EXERCISE DIRECTIONS:
Print all the data, keeping every line exactly as it is.

EXTRACTED RECORDS:
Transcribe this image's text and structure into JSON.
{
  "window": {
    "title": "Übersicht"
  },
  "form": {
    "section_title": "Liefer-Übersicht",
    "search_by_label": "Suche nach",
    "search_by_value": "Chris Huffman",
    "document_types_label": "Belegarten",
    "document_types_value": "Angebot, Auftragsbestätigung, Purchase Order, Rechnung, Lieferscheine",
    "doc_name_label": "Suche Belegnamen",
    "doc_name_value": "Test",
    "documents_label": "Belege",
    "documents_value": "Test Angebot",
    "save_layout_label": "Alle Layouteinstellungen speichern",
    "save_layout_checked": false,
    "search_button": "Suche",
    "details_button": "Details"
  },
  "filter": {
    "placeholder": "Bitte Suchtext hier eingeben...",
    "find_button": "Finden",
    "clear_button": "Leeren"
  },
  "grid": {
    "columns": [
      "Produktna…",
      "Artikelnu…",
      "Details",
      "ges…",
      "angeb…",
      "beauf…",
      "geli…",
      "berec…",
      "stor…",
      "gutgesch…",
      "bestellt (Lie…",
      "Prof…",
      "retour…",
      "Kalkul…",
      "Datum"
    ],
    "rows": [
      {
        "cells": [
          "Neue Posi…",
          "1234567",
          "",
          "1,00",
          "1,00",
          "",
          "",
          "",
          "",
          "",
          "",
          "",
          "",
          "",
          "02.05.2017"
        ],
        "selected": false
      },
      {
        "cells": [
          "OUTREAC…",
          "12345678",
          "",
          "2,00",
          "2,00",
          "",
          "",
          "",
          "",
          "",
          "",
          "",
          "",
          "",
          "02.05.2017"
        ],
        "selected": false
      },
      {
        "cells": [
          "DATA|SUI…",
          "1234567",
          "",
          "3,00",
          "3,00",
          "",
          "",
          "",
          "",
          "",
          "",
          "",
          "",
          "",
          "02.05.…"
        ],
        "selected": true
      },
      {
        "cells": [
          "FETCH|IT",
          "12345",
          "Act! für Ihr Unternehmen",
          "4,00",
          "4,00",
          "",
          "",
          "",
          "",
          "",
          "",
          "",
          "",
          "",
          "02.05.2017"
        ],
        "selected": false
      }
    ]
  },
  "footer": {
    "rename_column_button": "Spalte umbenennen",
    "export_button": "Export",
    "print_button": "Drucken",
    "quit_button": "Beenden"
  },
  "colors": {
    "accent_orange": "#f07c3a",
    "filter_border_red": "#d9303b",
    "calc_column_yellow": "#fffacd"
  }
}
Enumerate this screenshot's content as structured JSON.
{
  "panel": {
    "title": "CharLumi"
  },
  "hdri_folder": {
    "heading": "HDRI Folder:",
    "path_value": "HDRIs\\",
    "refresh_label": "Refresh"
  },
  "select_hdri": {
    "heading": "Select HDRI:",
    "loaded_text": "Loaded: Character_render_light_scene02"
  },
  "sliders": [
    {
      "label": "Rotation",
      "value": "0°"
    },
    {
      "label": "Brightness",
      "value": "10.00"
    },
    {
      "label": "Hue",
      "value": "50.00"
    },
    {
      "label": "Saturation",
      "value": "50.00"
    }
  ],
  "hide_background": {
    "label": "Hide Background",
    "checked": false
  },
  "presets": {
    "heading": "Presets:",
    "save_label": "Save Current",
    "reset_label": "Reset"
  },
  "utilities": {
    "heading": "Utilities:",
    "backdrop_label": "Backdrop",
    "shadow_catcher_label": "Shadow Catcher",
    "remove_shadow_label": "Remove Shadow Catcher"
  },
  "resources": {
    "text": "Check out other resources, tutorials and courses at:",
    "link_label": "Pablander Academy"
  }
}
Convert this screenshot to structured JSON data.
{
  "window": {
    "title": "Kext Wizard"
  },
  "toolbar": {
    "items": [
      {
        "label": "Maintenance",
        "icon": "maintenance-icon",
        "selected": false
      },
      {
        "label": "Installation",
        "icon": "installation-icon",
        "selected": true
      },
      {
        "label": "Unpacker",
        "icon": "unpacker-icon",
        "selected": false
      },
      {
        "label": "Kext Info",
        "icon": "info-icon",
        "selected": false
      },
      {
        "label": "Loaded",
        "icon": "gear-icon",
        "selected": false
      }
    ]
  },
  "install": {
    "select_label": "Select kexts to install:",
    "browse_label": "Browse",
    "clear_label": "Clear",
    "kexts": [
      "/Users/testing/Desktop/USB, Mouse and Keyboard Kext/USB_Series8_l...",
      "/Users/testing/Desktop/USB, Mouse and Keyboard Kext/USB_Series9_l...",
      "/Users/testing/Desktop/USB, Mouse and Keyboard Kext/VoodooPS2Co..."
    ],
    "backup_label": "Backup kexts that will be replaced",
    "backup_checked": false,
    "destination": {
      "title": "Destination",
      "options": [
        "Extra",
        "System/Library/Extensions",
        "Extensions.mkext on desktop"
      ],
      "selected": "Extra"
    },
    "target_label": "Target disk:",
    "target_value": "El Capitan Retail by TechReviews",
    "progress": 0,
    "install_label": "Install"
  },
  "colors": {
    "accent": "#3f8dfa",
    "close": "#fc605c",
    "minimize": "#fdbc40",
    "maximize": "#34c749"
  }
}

TASK RESULT:
Transcribe this image's text and structure into JSON.
{
  "window": {
    "title": "Übersicht"
  },
  "form": {
    "section_title": "Liefer-Übersicht",
    "search_by_label": "Suche nach",
    "search_by_value": "Chris Huffman",
    "document_types_label": "Belegarten",
    "document_types_value": "Angebot, Auftragsbestätigung, Purchase Order, Rechnung, Lieferscheine",
    "doc_name_label": "Suche Belegnamen",
    "doc_name_value": "Test",
    "documents_label": "Belege",
    "documents_value": "Test Angebot",
    "save_layout_label": "Alle Layouteinstellungen speichern",
    "save_layout_checked": false,
    "search_button": "Suche",
    "details_button": "Details"
  },
  "filter": {
    "placeholder": "Bitte Suchtext hier eingeben...",
    "find_button": "Finden",
    "clear_button": "Leeren"
  },
  "grid": {
    "columns": [
      "Produktna…",
      "Artikelnu…",
      "Details",
      "ges…",
      "angeb…",
      "beauf…",
      "geli…",
      "berec…",
      "stor…",
      "gutgesch…",
      "bestellt (Lie…",
      "Prof…",
      "retour…",
      "Kalkul…",
      "Datum"
    ],
    "rows": [
      {
        "cells": [
          "Neue Posi…",
          "1234567",
          "",
          "1,00",
          "1,00",
          "",
          "",
          "",
          "",
          "",
          "",
          "",
          "",
          "",
          "02.05.2017"
        ],
        "selected": false
      },
      {
        "cells": [
          "OUTREAC…",
          "12345678",
          "",
          "2,00",
          "2,00",
          "",
          "",
          "",
          "",
          "",
          "",
          "",
          "",
          "",
          "02.05.2017"
        ],
        "selected": false
      },
      {
        "cells": [
          "DATA|SUI…",
          "1234567",
          "",
          "3,00",
          "3,00",
          "",
          "",
          "",
          "",
          "",
          "",
          "",
          "",
          "",
          "02.05.…"
        ],
        "selected": true
      },
      {
        "cells": [
          "FETCH|IT",
          "12345",
          "Act! für Ihr Unternehmen",
          "4,00",
          "4,00",
          "",
          "",
          "",
          "",
          "",
          "",
          "",
          "",
          "",
          "02.05.2017"
        ],
        "selected": false
      }
    ]
  },
  "footer": {
    "rename_column_button": "Spalte umbenennen",
    "export_button": "Export",
    "print_button": "Drucken",
    "quit_button": "Beenden"
  },
  "colors": {
    "accent_orange": "#f07c3a",
    "filter_border_red": "#d9303b",
    "calc_column_yellow": "#fffacd"
  }
}
Enumerate this screenshot's content as structured JSON.
{
  "panel": {
    "title": "CharLumi"
  },
  "hdri_folder": {
    "heading": "HDRI Folder:",
    "path_value": "HDRIs\\",
    "refresh_label": "Refresh"
  },
  "select_hdri": {
    "heading": "Select HDRI:",
    "loaded_text": "Loaded: Character_render_light_scene02"
  },
  "sliders": [
    {
      "label": "Rotation",
      "value": "0°"
    },
    {
      "label": "Brightness",
      "value": "10.00"
    },
    {
      "label": "Hue",
      "value": "50.00"
    },
    {
      "label": "Saturation",
      "value": "50.00"
    }
  ],
  "hide_background": {
    "label": "Hide Background",
    "checked": false
  },
  "presets": {
    "heading": "Presets:",
    "save_label": "Save Current",
    "reset_label": "Reset"
  },
  "utilities": {
    "heading": "Utilities:",
    "backdrop_label": "Backdrop",
    "shadow_catcher_label": "Shadow Catcher",
    "remove_shadow_label": "Remove Shadow Catcher"
  },
  "resources": {
    "text": "Check out other resources, tutorials and courses at:",
    "link_label": "Pablander Academy"
  }
}
Convert this screenshot to structured JSON data.
{
  "window": {
    "title": "Kext Wizard"
  },
  "toolbar": {
    "items": [
      {
        "label": "Maintenance",
        "icon": "maintenance-icon",
        "selected": false
      },
      {
        "label": "Installation",
        "icon": "installation-icon",
        "selected": true
      },
      {
        "label": "Unpacker",
        "icon": "unpacker-icon",
        "selected": false
      },
      {
        "label": "Kext Info",
        "icon": "info-icon",
        "selected": false
      },
      {
        "label": "Loaded",
        "icon": "gear-icon",
        "selected": false
      }
    ]
  },
  "install": {
    "select_label": "Select kexts to install:",
    "browse_label": "Browse",
    "clear_label": "Clear",
    "kexts": [
      "/Users/testing/Desktop/USB, Mouse and Keyboard Kext/USB_Series8_l...",
      "/Users/testing/Desktop/USB, Mouse and Keyboard Kext/USB_Series9_l...",
      "/Users/testing/Desktop/USB, Mouse and Keyboard Kext/VoodooPS2Co..."
    ],
    "backup_label": "Backup kexts that will be replaced",
    "backup_checked": false,
    "destination": {
      "title": "Destination",
      "options": [
        "Extra",
        "System/Library/Extensions",
        "Extensions.mkext on desktop"
      ],
      "selected": "Extra"
    },
    "target_label": "Target disk:",
    "target_value": "El Capitan Retail by TechReviews",
    "progress": 0,
    "install_label": "Install"
  },
  "colors": {
    "accent": "#3f8dfa",
    "close": "#fc605c",
    "minimize": "#fdbc40",
    "maximize": "#34c749"
  }
}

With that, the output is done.